Exercise: Quote all of the data exactly as given. Skip every picture it contains.

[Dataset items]
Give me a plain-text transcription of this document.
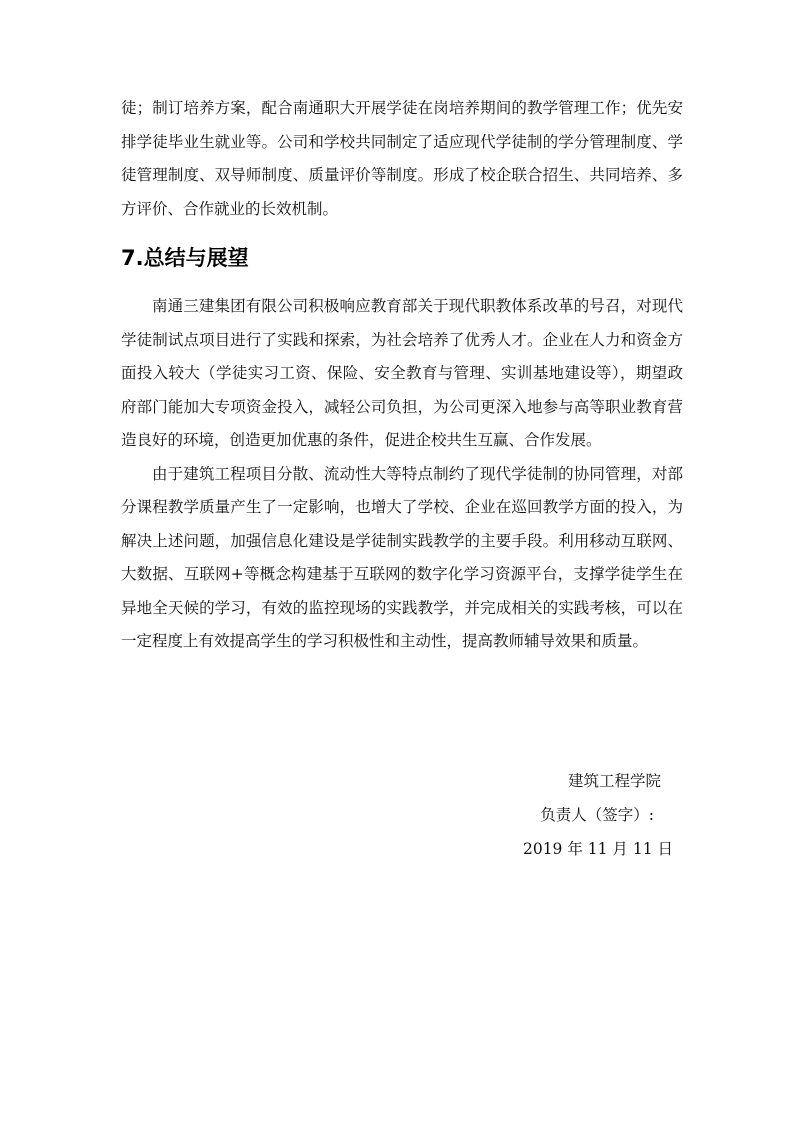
徒；制订培养方案，配合南通职大开展学徒在岗培养期间的教学管理工作；优先安排学徒毕业生就业等。公司和学校共同制定了适应现代学徒制的学分管理制度、学徒管理制度、双导师制度、质量评价等制度。形成了校企联合招生、共同培养、多方评价、合作就业的长效机制。

7.总结与展望

南通三建集团有限公司积极响应教育部关于现代职教体系改革的号召，对现代学徒制试点项目进行了实践和探索，为社会培养了优秀人才。企业在人力和资金方面投入较大（学徒实习工资、保险、安全教育与管理、实训基地建设等），期望政府部门能加大专项资金投入，减轻公司负担，为公司更深入地参与高等职业教育营造良好的环境，创造更加优惠的条件，促进企校共生互赢、合作发展。

由于建筑工程项目分散、流动性大等特点制约了现代学徒制的协同管理，对部分课程教学质量产生了一定影响，也增大了学校、企业在巡回教学方面的投入，为解决上述问题，加强信息化建设是学徒制实践教学的主要手段。利用移动互联网、大数据、互联网+等概念构建基于互联网的数字化学习资源平台，支撑学徒学生在异地全天候的学习，有效的监控现场的实践教学，并完成相关的实践考核，可以在一定程度上有效提高学生的学习积极性和主动性，提高教师辅导效果和质量。

建筑工程学院
负责人（签字）:
2019 年 11 月 11 日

Exercise solution:
Give me a plain-text transcription of this document.
徒；制订培养方案，配合南通职大开展学徒在岗培养期间的教学管理工作；优先安排学徒毕业生就业等。公司和学校共同制定了适应现代学徒制的学分管理制度、学徒管理制度、双导师制度、质量评价等制度。形成了校企联合招生、共同培养、多方评价、合作就业的长效机制。

7.总结与展望

南通三建集团有限公司积极响应教育部关于现代职教体系改革的号召，对现代学徒制试点项目进行了实践和探索，为社会培养了优秀人才。企业在人力和资金方面投入较大（学徒实习工资、保险、安全教育与管理、实训基地建设等），期望政府部门能加大专项资金投入，减轻公司负担，为公司更深入地参与高等职业教育营造良好的环境，创造更加优惠的条件，促进企校共生互赢、合作发展。

由于建筑工程项目分散、流动性大等特点制约了现代学徒制的协同管理，对部分课程教学质量产生了一定影响，也增大了学校、企业在巡回教学方面的投入，为解决上述问题，加强信息化建设是学徒制实践教学的主要手段。利用移动互联网、大数据、互联网+等概念构建基于互联网的数字化学习资源平台，支撑学徒学生在异地全天候的学习，有效的监控现场的实践教学，并完成相关的实践考核，可以在一定程度上有效提高学生的学习积极性和主动性，提高教师辅导效果和质量。

建筑工程学院
负责人（签字）:
2019 年 11 月 11 日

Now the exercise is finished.